* _Records_:

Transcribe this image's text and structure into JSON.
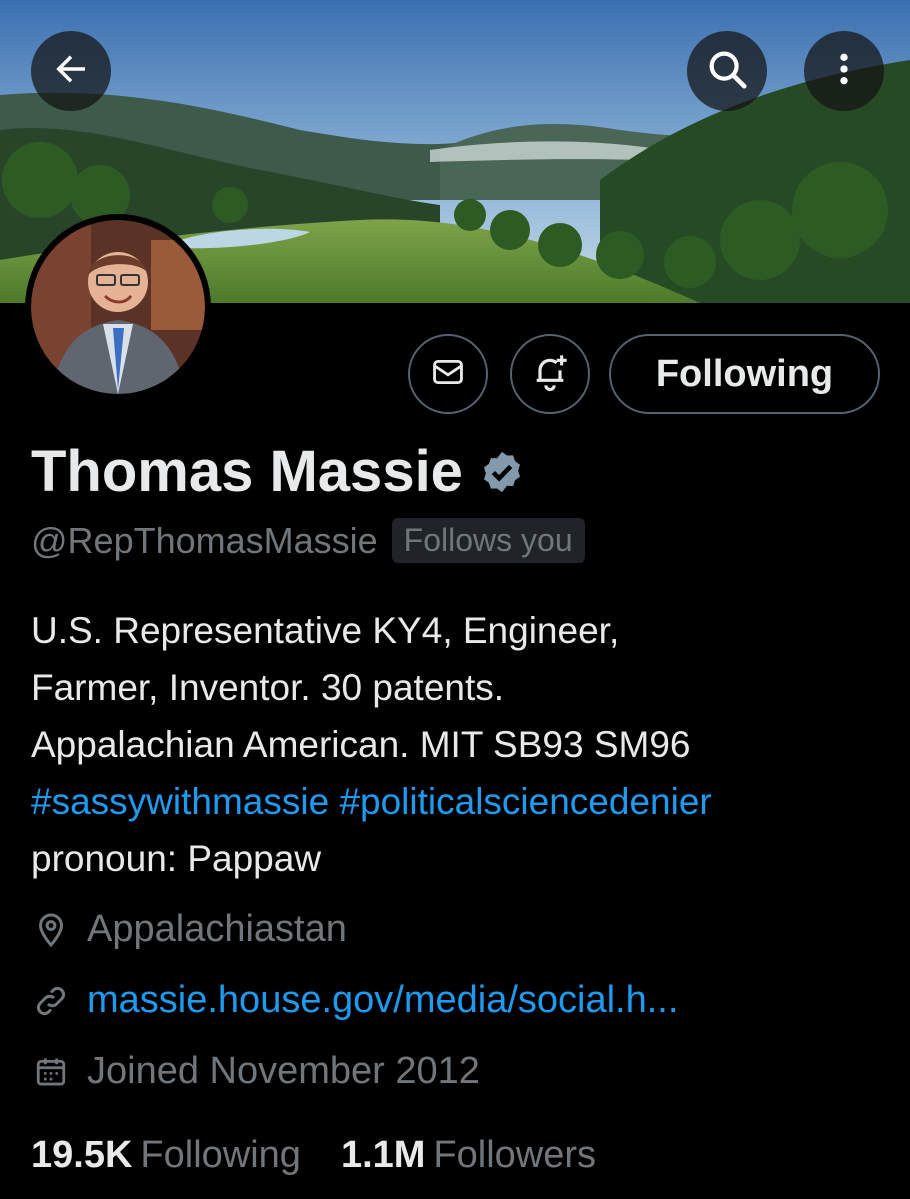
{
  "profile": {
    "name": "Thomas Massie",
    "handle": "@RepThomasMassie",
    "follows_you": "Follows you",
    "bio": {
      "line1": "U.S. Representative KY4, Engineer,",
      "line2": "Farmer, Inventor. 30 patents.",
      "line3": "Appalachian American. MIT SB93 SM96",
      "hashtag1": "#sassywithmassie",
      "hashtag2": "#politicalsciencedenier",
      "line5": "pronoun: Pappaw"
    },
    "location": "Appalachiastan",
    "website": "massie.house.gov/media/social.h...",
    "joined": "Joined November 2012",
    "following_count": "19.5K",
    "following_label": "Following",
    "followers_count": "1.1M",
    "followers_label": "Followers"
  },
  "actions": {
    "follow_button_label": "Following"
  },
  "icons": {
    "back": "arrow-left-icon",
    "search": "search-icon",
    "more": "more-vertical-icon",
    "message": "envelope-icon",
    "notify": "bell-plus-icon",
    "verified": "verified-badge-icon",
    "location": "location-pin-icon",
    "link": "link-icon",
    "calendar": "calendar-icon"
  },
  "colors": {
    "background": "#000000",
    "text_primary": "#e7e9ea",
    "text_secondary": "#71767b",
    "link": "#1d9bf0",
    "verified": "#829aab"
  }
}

* _What you are asked to do_: Reproduce the entries exactly. Do not carry over any picture.

* _Correct output_:
Transcribe this image's text and structure into JSON.
{
  "profile": {
    "name": "Thomas Massie",
    "handle": "@RepThomasMassie",
    "follows_you": "Follows you",
    "bio": {
      "line1": "U.S. Representative KY4, Engineer,",
      "line2": "Farmer, Inventor. 30 patents.",
      "line3": "Appalachian American. MIT SB93 SM96",
      "hashtag1": "#sassywithmassie",
      "hashtag2": "#politicalsciencedenier",
      "line5": "pronoun: Pappaw"
    },
    "location": "Appalachiastan",
    "website": "massie.house.gov/media/social.h...",
    "joined": "Joined November 2012",
    "following_count": "19.5K",
    "following_label": "Following",
    "followers_count": "1.1M",
    "followers_label": "Followers"
  },
  "actions": {
    "follow_button_label": "Following"
  },
  "icons": {
    "back": "arrow-left-icon",
    "search": "search-icon",
    "more": "more-vertical-icon",
    "message": "envelope-icon",
    "notify": "bell-plus-icon",
    "verified": "verified-badge-icon",
    "location": "location-pin-icon",
    "link": "link-icon",
    "calendar": "calendar-icon"
  },
  "colors": {
    "background": "#000000",
    "text_primary": "#e7e9ea",
    "text_secondary": "#71767b",
    "link": "#1d9bf0",
    "verified": "#829aab"
  }
}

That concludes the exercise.